*Excerpt:*
§ §

Senate committee findings
Kornbluh told CNN that the CIA -- which provided $350,000 to help fund the coup -- had not
played a direct role in the coup.
CIA officials had previously said the agency had not instigated the coup, but had been aware of
military plotting to overthrow Allende.
However, a Senate committee chaired by Sen. Frank Church, D-Idaho, had confirmed that the CIA
had participated in covert operations in Chile, and that the agency had attempted to foment a
military coup in 1970 after Allende had been elected president.
"It is important to view these events in their proper historical context," CIA spokesman Mark
Mansfield said.
"CIA activities were conducted within the framework of what was U.S. policy at the time, and covert
actions were undertaken at the direction of the White House and interagency policy coordination
committees," Mansfield said.
CIA election operation
Researchers hoped the documents would provide details of a possible U.S. government role in
toppling Allende's democratically elected government, and in support of Pinochet.
"It may be of interest that in 1964, CIA conducted a (deleted) election operation in Chile (deleted)

§ §

*Source material:*
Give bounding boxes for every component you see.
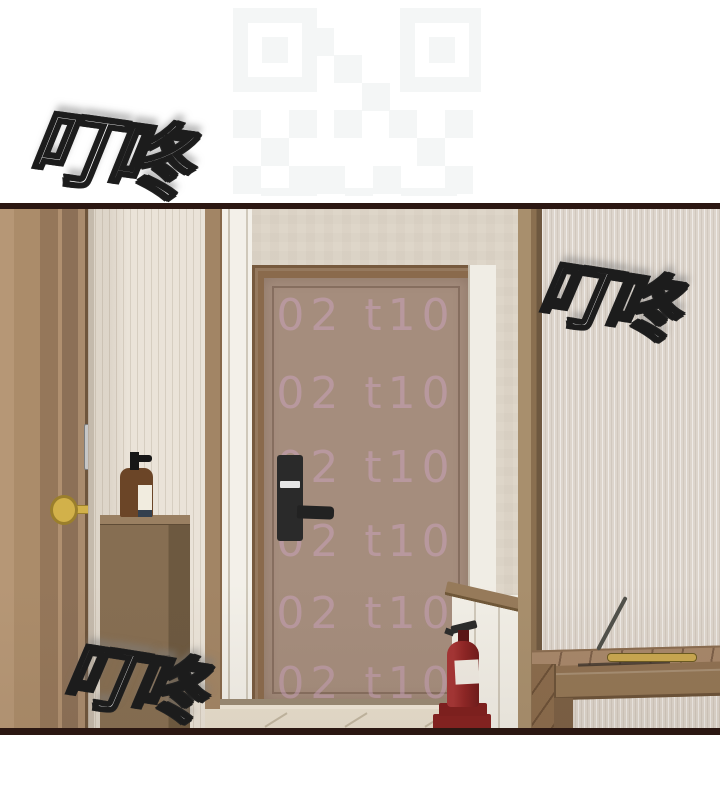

§ §

*Task 1:* Name every person mentioned in the excerpt on the CIA and the coup in Chile.
*Task 2:* Reproduce the part of the excerpt on the CIA and the coup in Chile that starts at "Senate committee findings" and ends at "been elected president.".

*Task result 1:* Kornbluh, Allende, Frank Church, Mark Mansfield, Pinochet

*Task result 2:*
Senate committee findings
Kornbluh told CNN that the CIA -- which provided $350,000 to help fund the coup -- had not
played a direct role in the coup.
CIA officials had previously said the agency had not instigated the coup, but had been aware of
military plotting to overthrow Allende.
However, a Senate committee chaired by Sen. Frank Church, D-Idaho, had confirmed that the CIA
had participated in covert operations in Chile, and that the agency had attempted to foment a
military coup in 1970 after Allende had been elected president.